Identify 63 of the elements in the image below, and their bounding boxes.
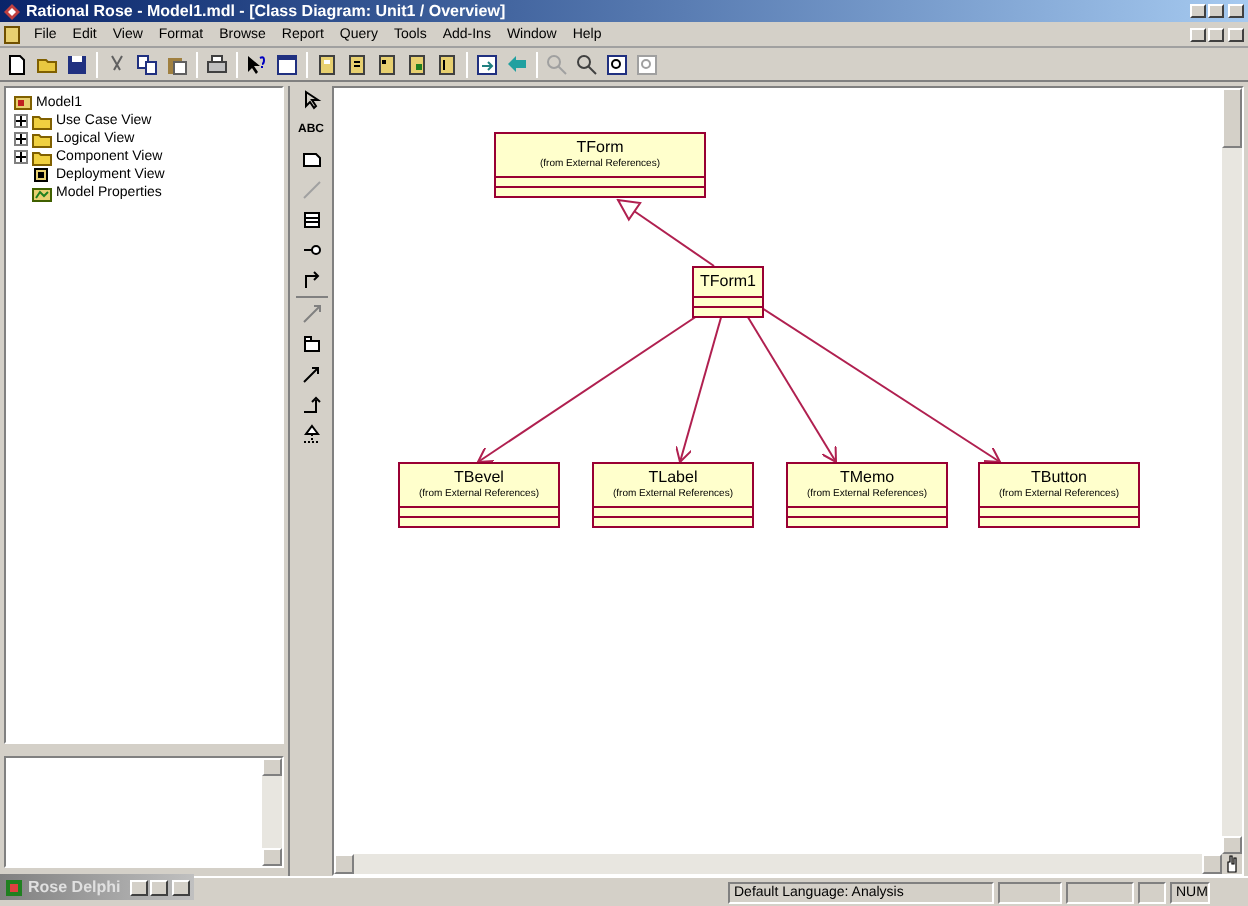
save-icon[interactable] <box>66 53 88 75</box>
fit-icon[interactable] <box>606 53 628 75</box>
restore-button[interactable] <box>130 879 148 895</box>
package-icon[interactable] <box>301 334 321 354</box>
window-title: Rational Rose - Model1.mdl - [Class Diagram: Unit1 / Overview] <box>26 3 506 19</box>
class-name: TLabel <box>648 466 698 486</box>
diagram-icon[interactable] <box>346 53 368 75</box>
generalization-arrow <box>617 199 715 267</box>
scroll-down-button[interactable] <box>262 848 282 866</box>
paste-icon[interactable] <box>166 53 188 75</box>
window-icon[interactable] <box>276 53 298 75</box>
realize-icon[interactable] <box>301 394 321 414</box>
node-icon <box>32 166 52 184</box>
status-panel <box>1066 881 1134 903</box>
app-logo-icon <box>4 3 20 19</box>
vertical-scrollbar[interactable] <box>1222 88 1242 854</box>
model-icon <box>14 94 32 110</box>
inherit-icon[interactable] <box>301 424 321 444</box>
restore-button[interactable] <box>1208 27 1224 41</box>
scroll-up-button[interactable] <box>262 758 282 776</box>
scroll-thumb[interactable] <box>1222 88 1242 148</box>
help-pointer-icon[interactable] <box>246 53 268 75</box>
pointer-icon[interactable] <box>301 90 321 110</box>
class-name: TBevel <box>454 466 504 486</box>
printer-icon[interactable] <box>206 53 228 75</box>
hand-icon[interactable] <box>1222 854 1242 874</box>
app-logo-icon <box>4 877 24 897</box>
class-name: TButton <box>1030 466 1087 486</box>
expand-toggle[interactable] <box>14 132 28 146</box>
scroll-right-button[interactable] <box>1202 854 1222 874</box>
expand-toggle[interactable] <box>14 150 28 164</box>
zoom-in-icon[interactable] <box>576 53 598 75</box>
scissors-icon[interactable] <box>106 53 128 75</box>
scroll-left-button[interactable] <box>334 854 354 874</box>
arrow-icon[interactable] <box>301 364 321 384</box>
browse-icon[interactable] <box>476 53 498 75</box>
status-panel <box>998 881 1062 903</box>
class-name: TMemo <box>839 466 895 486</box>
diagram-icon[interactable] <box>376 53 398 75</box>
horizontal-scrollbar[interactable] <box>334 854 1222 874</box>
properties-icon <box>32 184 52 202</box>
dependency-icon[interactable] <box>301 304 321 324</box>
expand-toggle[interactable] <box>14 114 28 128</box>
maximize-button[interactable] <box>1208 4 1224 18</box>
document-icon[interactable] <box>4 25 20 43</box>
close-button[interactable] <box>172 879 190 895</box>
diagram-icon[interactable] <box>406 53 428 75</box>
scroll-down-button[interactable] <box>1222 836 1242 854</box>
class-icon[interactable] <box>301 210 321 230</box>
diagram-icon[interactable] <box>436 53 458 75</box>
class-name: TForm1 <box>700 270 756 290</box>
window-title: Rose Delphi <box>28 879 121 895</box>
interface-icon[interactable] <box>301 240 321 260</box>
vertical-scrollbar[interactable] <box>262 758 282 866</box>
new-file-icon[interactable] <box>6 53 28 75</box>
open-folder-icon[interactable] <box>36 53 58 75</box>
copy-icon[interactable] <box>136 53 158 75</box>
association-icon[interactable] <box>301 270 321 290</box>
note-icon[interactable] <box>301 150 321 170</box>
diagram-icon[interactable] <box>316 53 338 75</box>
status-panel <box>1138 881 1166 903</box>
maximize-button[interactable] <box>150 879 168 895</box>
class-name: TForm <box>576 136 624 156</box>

* AIM OF THE EXERCISE *
Copy out every line of the records above word for word, leaving out the pictures.

* SOLUTION TO THIS PROBLEM *
Identify 63 of the elements in the image below, and their bounding boxes.
save-icon[interactable] <box>66 53 88 75</box>
fit-icon[interactable] <box>606 53 628 75</box>
restore-button[interactable] <box>130 879 148 895</box>
package-icon[interactable] <box>301 334 321 354</box>
window-title: Rational Rose - Model1.mdl - [Class Diagram: Unit1 / Overview] <box>26 3 506 19</box>
class-name: TLabel <box>648 466 698 486</box>
diagram-icon[interactable] <box>346 53 368 75</box>
generalization-arrow <box>617 199 715 267</box>
scroll-down-button[interactable] <box>262 848 282 866</box>
paste-icon[interactable] <box>166 53 188 75</box>
window-icon[interactable] <box>276 53 298 75</box>
realize-icon[interactable] <box>301 394 321 414</box>
node-icon <box>32 166 52 184</box>
status-panel <box>1066 881 1134 903</box>
app-logo-icon <box>4 3 20 19</box>
vertical-scrollbar[interactable] <box>1222 88 1242 854</box>
model-icon <box>14 94 32 110</box>
inherit-icon[interactable] <box>301 424 321 444</box>
restore-button[interactable] <box>1208 27 1224 41</box>
scroll-up-button[interactable] <box>262 758 282 776</box>
scroll-thumb[interactable] <box>1222 88 1242 148</box>
help-pointer-icon[interactable] <box>246 53 268 75</box>
pointer-icon[interactable] <box>301 90 321 110</box>
class-name: TBevel <box>454 466 504 486</box>
printer-icon[interactable] <box>206 53 228 75</box>
hand-icon[interactable] <box>1222 854 1242 874</box>
app-logo-icon <box>4 877 24 897</box>
class-name: TButton <box>1030 466 1087 486</box>
expand-toggle[interactable] <box>14 132 28 146</box>
scroll-right-button[interactable] <box>1202 854 1222 874</box>
expand-toggle[interactable] <box>14 150 28 164</box>
zoom-in-icon[interactable] <box>576 53 598 75</box>
scissors-icon[interactable] <box>106 53 128 75</box>
scroll-left-button[interactable] <box>334 854 354 874</box>
arrow-icon[interactable] <box>301 364 321 384</box>
browse-icon[interactable] <box>476 53 498 75</box>
status-panel <box>998 881 1062 903</box>
class-name: TMemo <box>839 466 895 486</box>
diagram-icon[interactable] <box>376 53 398 75</box>
horizontal-scrollbar[interactable] <box>334 854 1222 874</box>
properties-icon <box>32 184 52 202</box>
dependency-icon[interactable] <box>301 304 321 324</box>
expand-toggle[interactable] <box>14 114 28 128</box>
maximize-button[interactable] <box>1208 4 1224 18</box>
document-icon[interactable] <box>4 25 20 43</box>
close-button[interactable] <box>172 879 190 895</box>
diagram-icon[interactable] <box>406 53 428 75</box>
scroll-down-button[interactable] <box>1222 836 1242 854</box>
class-icon[interactable] <box>301 210 321 230</box>
diagram-icon[interactable] <box>436 53 458 75</box>
class-name: TForm1 <box>700 270 756 290</box>
window-title: Rose Delphi <box>28 879 121 895</box>
interface-icon[interactable] <box>301 240 321 260</box>
vertical-scrollbar[interactable] <box>262 758 282 866</box>
new-file-icon[interactable] <box>6 53 28 75</box>
open-folder-icon[interactable] <box>36 53 58 75</box>
copy-icon[interactable] <box>136 53 158 75</box>
association-icon[interactable] <box>301 270 321 290</box>
note-icon[interactable] <box>301 150 321 170</box>
diagram-icon[interactable] <box>316 53 338 75</box>
status-panel <box>1138 881 1166 903</box>
maximize-button[interactable] <box>150 879 168 895</box>
class-name: TForm <box>576 136 624 156</box>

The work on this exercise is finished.